[Records about charts and figures]

* * * *

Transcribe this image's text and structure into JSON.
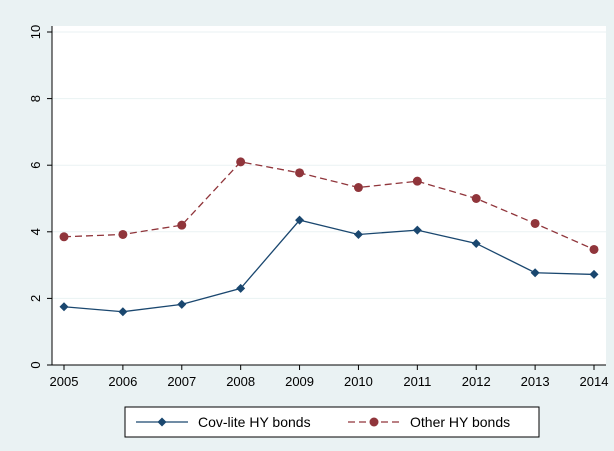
{
  "chart_data": {
    "type": "line",
    "title": "",
    "xlabel": "",
    "ylabel": "",
    "x": [
      2005,
      2006,
      2007,
      2008,
      2009,
      2010,
      2011,
      2012,
      2013,
      2014
    ],
    "ylim": [
      0,
      10
    ],
    "yticks": [
      0,
      2,
      4,
      6,
      8,
      10
    ],
    "grid": true,
    "legend_position": "bottom",
    "series": [
      {
        "name": "Cov-lite HY bonds",
        "values": [
          1.75,
          1.6,
          1.82,
          2.3,
          4.35,
          3.92,
          4.05,
          3.65,
          2.77,
          2.72
        ],
        "color": "#1a476f",
        "line_style": "solid",
        "marker": "diamond"
      },
      {
        "name": "Other HY bonds",
        "values": [
          3.85,
          3.92,
          4.2,
          6.1,
          5.77,
          5.33,
          5.52,
          5.0,
          4.25,
          3.47
        ],
        "color": "#90353b",
        "line_style": "dashed",
        "marker": "circle"
      }
    ]
  }
}
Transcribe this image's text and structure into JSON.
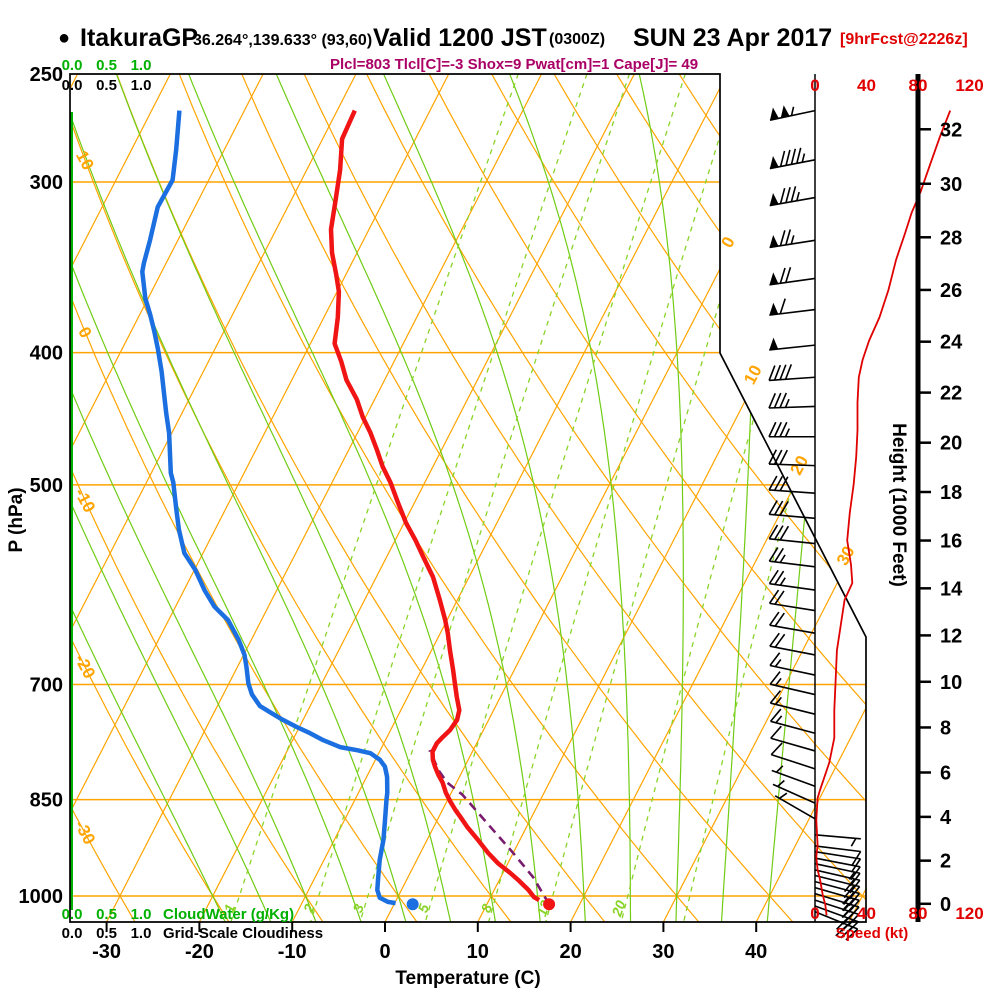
{
  "header": {
    "bullet": "●",
    "station": "ItakuraGP",
    "coords": "36.264°,139.633° (93,60)",
    "valid": "Valid 1200 JST",
    "valid_z": "(0300Z)",
    "valid_date": "SUN 23 Apr 2017",
    "fcst_tag": "[9hrFcst@2226z]",
    "indices": "Plcl=803 Tlcl[C]=-3 Shox=9 Pwat[cm]=1 Cape[J]= 49"
  },
  "axes": {
    "pressure_label": "P (hPa)",
    "pressure_ticks": [
      250,
      300,
      400,
      500,
      700,
      850,
      1000
    ],
    "temp_label": "Temperature (C)",
    "temp_ticks": [
      -30,
      -20,
      -10,
      0,
      10,
      20,
      30,
      40
    ],
    "height_label": "Height (1000 Feet)",
    "height_ticks": [
      0,
      2,
      4,
      6,
      8,
      10,
      12,
      14,
      16,
      18,
      20,
      22,
      24,
      26,
      28,
      30,
      32
    ],
    "speed_label": "Speed (kt)",
    "speed_ticks": [
      0,
      40,
      80,
      120
    ],
    "cloud_scale_values": [
      "0.0",
      "0.5",
      "1.0"
    ],
    "cloudwater_label": "CloudWater (g/Kg)",
    "cloudiness_label": "Grid-Scale Cloudiness"
  },
  "colors": {
    "grid_orange": "#ffa400",
    "moist_green": "#70cc14",
    "mixing_green": "#8ad428",
    "axis_green": "#00b000",
    "temp_red": "#f01414",
    "dew_blue": "#1b6fe0",
    "parcel_purple": "#7a1c6e",
    "speed_red": "#e00000",
    "indices_magenta": "#aa0066",
    "black": "#000000"
  },
  "chart_data": {
    "type": "skewt_logp",
    "title": "ItakuraGP sounding valid 1200 JST SUN 23 Apr 2017",
    "pressure_range_hpa": [
      250,
      1044
    ],
    "isobars_hpa": [
      300,
      400,
      500,
      700,
      850,
      1000
    ],
    "isotherms_c": {
      "start": -80,
      "end": 50,
      "step": 10,
      "right_edge_labels": [
        0,
        10,
        20,
        30
      ]
    },
    "dry_adiabats_c": {
      "start": -30,
      "end": 120,
      "step": 10,
      "left_edge_labels": [
        10,
        0,
        -10,
        -20,
        -30
      ]
    },
    "moist_adiabats_c": {
      "start": -20,
      "end": 40,
      "step": 5
    },
    "mixing_ratio_g_kg": [
      1,
      2,
      3,
      5,
      8,
      12,
      20,
      30
    ],
    "mixing_ratio_labels": [
      1,
      2,
      3,
      5,
      8,
      12,
      20
    ],
    "temperature_c": [
      [
        266,
        -48.1
      ],
      [
        279,
        -47.9
      ],
      [
        294,
        -46.4
      ],
      [
        311,
        -45.1
      ],
      [
        325,
        -44.1
      ],
      [
        338,
        -42.7
      ],
      [
        351,
        -41.0
      ],
      [
        361,
        -39.8
      ],
      [
        377,
        -38.5
      ],
      [
        394,
        -37.4
      ],
      [
        406,
        -35.7
      ],
      [
        419,
        -34.1
      ],
      [
        433,
        -31.9
      ],
      [
        446,
        -30.3
      ],
      [
        458,
        -28.6
      ],
      [
        471,
        -27.0
      ],
      [
        485,
        -25.4
      ],
      [
        498,
        -23.7
      ],
      [
        515,
        -21.8
      ],
      [
        533,
        -19.8
      ],
      [
        549,
        -17.8
      ],
      [
        565,
        -16.0
      ],
      [
        584,
        -13.9
      ],
      [
        607,
        -11.9
      ],
      [
        628,
        -10.2
      ],
      [
        642,
        -9.2
      ],
      [
        661,
        -8.0
      ],
      [
        683,
        -6.6
      ],
      [
        698,
        -5.7
      ],
      [
        715,
        -4.7
      ],
      [
        731,
        -3.7
      ],
      [
        743,
        -3.4
      ],
      [
        756,
        -3.6
      ],
      [
        765,
        -4.0
      ],
      [
        773,
        -4.3
      ],
      [
        784,
        -4.3
      ],
      [
        795,
        -3.8
      ],
      [
        804,
        -3.2
      ],
      [
        815,
        -2.4
      ],
      [
        826,
        -1.5
      ],
      [
        840,
        -0.6
      ],
      [
        853,
        0.4
      ],
      [
        865,
        1.4
      ],
      [
        875,
        2.3
      ],
      [
        890,
        3.6
      ],
      [
        910,
        5.5
      ],
      [
        930,
        7.3
      ],
      [
        946,
        8.9
      ],
      [
        962,
        10.8
      ],
      [
        973,
        12.0
      ],
      [
        990,
        13.7
      ],
      [
        1002,
        14.7
      ],
      [
        1007,
        15.4
      ]
    ],
    "dewpoint_c": [
      [
        266,
        -67.0
      ],
      [
        284,
        -65.2
      ],
      [
        299,
        -63.9
      ],
      [
        313,
        -64.0
      ],
      [
        331,
        -63.0
      ],
      [
        344,
        -62.4
      ],
      [
        349,
        -62.1
      ],
      [
        365,
        -60.3
      ],
      [
        375,
        -58.9
      ],
      [
        386,
        -57.5
      ],
      [
        398,
        -56.1
      ],
      [
        413,
        -54.5
      ],
      [
        443,
        -51.7
      ],
      [
        458,
        -50.3
      ],
      [
        490,
        -47.9
      ],
      [
        498,
        -47.1
      ],
      [
        521,
        -45.3
      ],
      [
        539,
        -43.9
      ],
      [
        561,
        -42.0
      ],
      [
        577,
        -39.9
      ],
      [
        597,
        -37.8
      ],
      [
        614,
        -35.8
      ],
      [
        628,
        -33.6
      ],
      [
        649,
        -31.4
      ],
      [
        666,
        -29.9
      ],
      [
        680,
        -29.0
      ],
      [
        699,
        -27.9
      ],
      [
        712,
        -26.9
      ],
      [
        726,
        -25.4
      ],
      [
        734,
        -23.9
      ],
      [
        743,
        -22.2
      ],
      [
        752,
        -20.3
      ],
      [
        760,
        -18.5
      ],
      [
        769,
        -16.7
      ],
      [
        778,
        -14.5
      ],
      [
        782,
        -12.5
      ],
      [
        786,
        -10.9
      ],
      [
        795,
        -9.5
      ],
      [
        804,
        -8.6
      ],
      [
        818,
        -7.8
      ],
      [
        840,
        -6.9
      ],
      [
        850,
        -6.6
      ],
      [
        884,
        -5.5
      ],
      [
        910,
        -4.7
      ],
      [
        941,
        -4.0
      ],
      [
        969,
        -3.2
      ],
      [
        990,
        -2.6
      ],
      [
        1003,
        -1.9
      ],
      [
        1010,
        -0.8
      ],
      [
        1012,
        0.1
      ]
    ],
    "parcel_c": [
      [
        1014,
        16.7
      ],
      [
        969,
        13.5
      ],
      [
        929,
        9.9
      ],
      [
        884,
        5.5
      ],
      [
        843,
        1.3
      ],
      [
        826,
        -1.0
      ],
      [
        808,
        -2.7
      ],
      [
        792,
        -3.9
      ],
      [
        782,
        -4.7
      ]
    ],
    "surface_temp_point": [
      1014,
      16.7
    ],
    "surface_dew_point": [
      1014,
      2.0
    ],
    "speed_profile_kt": [
      [
        266,
        105
      ],
      [
        278,
        97
      ],
      [
        292,
        89
      ],
      [
        305,
        82
      ],
      [
        316,
        75
      ],
      [
        327,
        70
      ],
      [
        342,
        63
      ],
      [
        360,
        57
      ],
      [
        377,
        50
      ],
      [
        392,
        42
      ],
      [
        405,
        37
      ],
      [
        417,
        34
      ],
      [
        435,
        33
      ],
      [
        456,
        33
      ],
      [
        477,
        32
      ],
      [
        500,
        30
      ],
      [
        524,
        27
      ],
      [
        549,
        25
      ],
      [
        572,
        28
      ],
      [
        590,
        29
      ],
      [
        607,
        23
      ],
      [
        661,
        17
      ],
      [
        696,
        16
      ],
      [
        731,
        15
      ],
      [
        766,
        15
      ],
      [
        799,
        11
      ],
      [
        836,
        4
      ],
      [
        848,
        2
      ],
      [
        880,
        1
      ],
      [
        918,
        2
      ],
      [
        936,
        1
      ],
      [
        957,
        2
      ],
      [
        973,
        4
      ],
      [
        998,
        6
      ],
      [
        1015,
        8
      ],
      [
        1033,
        9
      ]
    ],
    "wind_barbs": [
      [
        266,
        105,
        258
      ],
      [
        289,
        95,
        259
      ],
      [
        308,
        85,
        260
      ],
      [
        331,
        75,
        261
      ],
      [
        353,
        68,
        262
      ],
      [
        372,
        60,
        263
      ],
      [
        395,
        50,
        264
      ],
      [
        417,
        40,
        266
      ],
      [
        438,
        35,
        268
      ],
      [
        461,
        33,
        270
      ],
      [
        484,
        32,
        272
      ],
      [
        507,
        30,
        274
      ],
      [
        529,
        28,
        275
      ],
      [
        552,
        28,
        276
      ],
      [
        574,
        26,
        277
      ],
      [
        597,
        24,
        278
      ],
      [
        618,
        22,
        279
      ],
      [
        642,
        20,
        280
      ],
      [
        666,
        18,
        281
      ],
      [
        689,
        17,
        282
      ],
      [
        712,
        16,
        283
      ],
      [
        736,
        15,
        284
      ],
      [
        760,
        14,
        285
      ],
      [
        783,
        12,
        286
      ],
      [
        807,
        10,
        288
      ],
      [
        831,
        7,
        290
      ],
      [
        855,
        5,
        294
      ],
      [
        878,
        3,
        300
      ],
      [
        902,
        5,
        95
      ],
      [
        919,
        8,
        97
      ],
      [
        928,
        10,
        99
      ],
      [
        938,
        12,
        101
      ],
      [
        947,
        15,
        102
      ],
      [
        957,
        18,
        103
      ],
      [
        966,
        20,
        104
      ],
      [
        976,
        22,
        105
      ],
      [
        986,
        24,
        106
      ],
      [
        996,
        25,
        107
      ],
      [
        1007,
        26,
        108
      ],
      [
        1017,
        28,
        110
      ],
      [
        1027,
        28,
        112
      ]
    ],
    "cloudwater_profile_g_kg": 0.0,
    "grid_scale_cloudiness": 0.0
  }
}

* * * *

Description of the task>
Find how many lines in the listing hold "title", and reply with that number only.

Completed task>
2